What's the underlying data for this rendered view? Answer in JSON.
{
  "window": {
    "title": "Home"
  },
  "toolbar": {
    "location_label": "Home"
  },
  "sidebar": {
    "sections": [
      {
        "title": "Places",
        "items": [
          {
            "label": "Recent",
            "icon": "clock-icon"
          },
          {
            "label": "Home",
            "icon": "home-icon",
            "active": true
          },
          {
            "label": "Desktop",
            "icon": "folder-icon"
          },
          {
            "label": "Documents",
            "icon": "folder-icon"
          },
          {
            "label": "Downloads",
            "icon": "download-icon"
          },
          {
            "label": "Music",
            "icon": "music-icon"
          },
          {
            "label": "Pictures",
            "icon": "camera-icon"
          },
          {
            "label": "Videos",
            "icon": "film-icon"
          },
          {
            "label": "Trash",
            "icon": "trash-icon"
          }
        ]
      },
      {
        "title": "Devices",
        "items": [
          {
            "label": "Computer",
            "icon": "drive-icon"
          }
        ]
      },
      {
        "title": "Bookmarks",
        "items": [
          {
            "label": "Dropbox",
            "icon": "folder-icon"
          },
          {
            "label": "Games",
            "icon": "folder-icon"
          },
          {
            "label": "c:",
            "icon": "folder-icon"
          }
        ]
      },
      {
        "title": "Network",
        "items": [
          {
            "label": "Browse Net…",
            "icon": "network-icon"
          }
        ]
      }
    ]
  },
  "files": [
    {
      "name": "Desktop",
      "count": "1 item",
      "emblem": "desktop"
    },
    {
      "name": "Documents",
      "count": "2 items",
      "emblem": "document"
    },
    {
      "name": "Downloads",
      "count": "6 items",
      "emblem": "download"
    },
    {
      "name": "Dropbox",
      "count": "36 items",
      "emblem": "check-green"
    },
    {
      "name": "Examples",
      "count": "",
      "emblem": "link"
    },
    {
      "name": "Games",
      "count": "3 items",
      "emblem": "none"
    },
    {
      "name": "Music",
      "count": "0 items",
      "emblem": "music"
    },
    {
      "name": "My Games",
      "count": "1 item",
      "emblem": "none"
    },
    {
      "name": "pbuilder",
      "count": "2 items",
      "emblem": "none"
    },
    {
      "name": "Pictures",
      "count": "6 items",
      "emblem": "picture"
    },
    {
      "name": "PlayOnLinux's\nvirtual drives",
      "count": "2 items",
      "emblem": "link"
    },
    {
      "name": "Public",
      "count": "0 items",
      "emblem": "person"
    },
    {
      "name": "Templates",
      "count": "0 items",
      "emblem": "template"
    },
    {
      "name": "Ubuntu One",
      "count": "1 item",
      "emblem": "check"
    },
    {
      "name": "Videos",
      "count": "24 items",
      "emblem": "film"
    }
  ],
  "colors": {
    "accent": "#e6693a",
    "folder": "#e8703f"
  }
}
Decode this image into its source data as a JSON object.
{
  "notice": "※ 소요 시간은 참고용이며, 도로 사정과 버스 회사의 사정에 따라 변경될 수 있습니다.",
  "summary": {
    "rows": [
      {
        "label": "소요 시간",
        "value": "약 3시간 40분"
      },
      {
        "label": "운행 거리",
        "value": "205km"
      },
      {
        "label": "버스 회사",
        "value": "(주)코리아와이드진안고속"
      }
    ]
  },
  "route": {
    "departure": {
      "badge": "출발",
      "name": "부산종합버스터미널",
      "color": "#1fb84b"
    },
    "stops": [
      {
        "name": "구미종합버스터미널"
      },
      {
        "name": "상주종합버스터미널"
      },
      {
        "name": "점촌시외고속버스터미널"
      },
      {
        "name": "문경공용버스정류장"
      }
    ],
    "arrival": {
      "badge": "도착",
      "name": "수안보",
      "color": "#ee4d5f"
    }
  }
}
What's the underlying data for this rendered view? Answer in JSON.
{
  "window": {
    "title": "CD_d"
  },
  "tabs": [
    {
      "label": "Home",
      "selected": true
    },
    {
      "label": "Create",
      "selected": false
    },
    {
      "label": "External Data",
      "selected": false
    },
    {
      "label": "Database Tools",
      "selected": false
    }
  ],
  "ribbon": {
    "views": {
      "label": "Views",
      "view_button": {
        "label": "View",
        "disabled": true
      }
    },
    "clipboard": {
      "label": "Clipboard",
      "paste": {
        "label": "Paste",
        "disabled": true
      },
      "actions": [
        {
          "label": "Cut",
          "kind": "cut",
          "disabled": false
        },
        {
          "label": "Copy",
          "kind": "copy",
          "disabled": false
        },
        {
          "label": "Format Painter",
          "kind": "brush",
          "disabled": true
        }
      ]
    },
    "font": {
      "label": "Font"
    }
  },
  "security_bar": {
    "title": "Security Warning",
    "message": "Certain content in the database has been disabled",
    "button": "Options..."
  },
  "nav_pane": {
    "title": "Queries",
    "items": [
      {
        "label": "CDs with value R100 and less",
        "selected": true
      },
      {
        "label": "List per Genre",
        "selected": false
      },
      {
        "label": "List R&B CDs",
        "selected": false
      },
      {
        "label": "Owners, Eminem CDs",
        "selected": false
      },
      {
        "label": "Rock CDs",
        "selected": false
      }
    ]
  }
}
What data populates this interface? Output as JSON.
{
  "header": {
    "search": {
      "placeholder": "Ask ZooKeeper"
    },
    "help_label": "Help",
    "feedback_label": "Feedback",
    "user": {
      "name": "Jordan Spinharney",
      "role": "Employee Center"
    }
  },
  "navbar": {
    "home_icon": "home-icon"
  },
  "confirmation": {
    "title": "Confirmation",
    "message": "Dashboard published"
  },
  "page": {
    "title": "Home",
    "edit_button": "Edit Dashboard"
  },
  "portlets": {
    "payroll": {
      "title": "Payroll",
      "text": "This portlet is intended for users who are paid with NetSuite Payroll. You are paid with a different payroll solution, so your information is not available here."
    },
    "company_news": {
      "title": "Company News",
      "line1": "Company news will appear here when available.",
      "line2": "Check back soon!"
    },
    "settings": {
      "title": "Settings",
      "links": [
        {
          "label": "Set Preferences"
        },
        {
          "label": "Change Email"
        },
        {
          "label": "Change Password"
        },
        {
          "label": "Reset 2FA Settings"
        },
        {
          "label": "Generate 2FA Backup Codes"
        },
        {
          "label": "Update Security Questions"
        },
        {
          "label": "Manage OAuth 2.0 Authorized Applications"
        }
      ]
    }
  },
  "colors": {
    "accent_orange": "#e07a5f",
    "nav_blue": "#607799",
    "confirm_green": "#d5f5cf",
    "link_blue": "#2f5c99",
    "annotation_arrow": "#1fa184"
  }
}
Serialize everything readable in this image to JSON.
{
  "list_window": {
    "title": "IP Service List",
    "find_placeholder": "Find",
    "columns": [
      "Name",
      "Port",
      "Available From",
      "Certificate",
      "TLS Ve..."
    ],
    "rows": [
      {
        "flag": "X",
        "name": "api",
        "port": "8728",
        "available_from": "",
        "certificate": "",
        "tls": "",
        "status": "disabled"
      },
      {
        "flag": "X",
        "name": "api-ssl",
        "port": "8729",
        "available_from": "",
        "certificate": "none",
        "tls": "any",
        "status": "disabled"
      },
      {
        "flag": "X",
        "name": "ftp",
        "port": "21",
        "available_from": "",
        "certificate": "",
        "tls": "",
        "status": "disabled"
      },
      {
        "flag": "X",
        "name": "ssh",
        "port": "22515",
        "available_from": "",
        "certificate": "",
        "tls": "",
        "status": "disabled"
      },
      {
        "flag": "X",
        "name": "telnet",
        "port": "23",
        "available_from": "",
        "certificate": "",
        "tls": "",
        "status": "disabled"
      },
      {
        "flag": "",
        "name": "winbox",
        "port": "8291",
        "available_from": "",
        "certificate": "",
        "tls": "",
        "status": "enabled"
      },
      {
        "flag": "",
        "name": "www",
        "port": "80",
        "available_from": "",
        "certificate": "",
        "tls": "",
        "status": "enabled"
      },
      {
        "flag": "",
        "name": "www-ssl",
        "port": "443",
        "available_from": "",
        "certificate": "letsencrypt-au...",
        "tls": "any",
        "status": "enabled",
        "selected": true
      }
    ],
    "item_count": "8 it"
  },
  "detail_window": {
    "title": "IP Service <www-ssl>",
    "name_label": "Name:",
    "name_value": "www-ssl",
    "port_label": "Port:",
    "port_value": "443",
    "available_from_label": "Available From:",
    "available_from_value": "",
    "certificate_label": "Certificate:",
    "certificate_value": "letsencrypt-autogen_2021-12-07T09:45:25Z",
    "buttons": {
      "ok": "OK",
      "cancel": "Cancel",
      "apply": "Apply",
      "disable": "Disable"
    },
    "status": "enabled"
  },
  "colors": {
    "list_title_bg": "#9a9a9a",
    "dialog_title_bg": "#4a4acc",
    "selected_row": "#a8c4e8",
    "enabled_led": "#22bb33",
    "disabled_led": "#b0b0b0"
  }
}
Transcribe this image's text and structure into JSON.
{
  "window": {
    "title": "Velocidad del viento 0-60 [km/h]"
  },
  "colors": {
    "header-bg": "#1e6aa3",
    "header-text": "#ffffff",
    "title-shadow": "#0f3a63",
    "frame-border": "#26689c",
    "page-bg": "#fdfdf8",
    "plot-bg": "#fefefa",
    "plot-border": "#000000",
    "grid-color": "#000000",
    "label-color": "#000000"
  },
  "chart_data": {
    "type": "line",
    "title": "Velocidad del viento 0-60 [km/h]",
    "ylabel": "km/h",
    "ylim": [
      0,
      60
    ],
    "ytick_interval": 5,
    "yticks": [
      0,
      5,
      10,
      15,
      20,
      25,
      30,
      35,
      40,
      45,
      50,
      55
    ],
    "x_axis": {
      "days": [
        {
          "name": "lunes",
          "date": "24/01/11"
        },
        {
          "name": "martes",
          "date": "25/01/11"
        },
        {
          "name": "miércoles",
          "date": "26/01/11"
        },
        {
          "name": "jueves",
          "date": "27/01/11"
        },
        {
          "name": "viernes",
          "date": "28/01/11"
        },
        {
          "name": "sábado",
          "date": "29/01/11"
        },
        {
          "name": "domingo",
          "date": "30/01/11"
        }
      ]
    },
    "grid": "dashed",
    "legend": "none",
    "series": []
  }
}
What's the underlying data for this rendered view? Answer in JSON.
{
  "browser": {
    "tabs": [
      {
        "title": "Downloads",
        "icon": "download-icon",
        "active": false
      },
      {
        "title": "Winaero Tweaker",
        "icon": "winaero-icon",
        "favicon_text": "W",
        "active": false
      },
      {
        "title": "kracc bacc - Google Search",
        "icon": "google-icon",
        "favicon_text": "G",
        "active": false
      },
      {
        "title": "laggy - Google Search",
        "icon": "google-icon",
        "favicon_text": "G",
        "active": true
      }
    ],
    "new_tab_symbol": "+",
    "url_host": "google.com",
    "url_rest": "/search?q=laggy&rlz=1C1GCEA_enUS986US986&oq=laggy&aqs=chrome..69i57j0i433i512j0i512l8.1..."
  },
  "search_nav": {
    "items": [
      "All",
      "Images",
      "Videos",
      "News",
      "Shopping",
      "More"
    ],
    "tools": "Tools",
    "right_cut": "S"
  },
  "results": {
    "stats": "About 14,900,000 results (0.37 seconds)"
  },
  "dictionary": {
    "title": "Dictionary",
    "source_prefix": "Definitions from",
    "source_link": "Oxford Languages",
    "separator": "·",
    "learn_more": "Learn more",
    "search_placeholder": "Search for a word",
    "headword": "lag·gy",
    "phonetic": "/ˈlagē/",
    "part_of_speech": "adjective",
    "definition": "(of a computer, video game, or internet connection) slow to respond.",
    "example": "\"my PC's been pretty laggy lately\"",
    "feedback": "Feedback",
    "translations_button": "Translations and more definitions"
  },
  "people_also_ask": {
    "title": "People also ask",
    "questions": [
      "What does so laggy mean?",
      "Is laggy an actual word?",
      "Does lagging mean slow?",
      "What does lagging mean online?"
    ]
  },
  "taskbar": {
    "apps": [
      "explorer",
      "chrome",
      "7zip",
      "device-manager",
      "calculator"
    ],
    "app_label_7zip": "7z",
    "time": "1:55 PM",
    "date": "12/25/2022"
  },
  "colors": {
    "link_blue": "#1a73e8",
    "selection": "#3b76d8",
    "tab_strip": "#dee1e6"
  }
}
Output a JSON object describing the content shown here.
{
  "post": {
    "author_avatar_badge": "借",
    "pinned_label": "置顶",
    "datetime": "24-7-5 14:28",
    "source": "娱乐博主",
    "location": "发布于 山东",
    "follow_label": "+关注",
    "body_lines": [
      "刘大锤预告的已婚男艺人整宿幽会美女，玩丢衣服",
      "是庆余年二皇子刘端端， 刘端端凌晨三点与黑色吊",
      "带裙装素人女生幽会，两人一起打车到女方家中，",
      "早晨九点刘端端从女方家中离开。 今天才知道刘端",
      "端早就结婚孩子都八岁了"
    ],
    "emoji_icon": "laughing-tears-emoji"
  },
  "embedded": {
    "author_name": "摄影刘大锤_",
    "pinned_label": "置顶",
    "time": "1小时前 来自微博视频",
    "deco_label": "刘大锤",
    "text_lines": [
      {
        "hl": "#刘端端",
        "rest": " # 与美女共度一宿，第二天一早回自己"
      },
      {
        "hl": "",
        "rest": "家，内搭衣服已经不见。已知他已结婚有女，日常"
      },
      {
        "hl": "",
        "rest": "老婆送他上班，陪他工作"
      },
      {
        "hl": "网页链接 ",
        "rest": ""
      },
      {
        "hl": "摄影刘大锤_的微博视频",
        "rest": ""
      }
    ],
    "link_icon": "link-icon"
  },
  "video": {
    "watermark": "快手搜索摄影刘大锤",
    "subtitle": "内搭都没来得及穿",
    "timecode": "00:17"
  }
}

____

Your instructions: In the records above, collect each line with "true".

Worked answer:
            "active": true
      "selected": true
        "disabled": true
        "disabled": true
          "disabled": true
        "selected": true
        "selected": true
        "active": true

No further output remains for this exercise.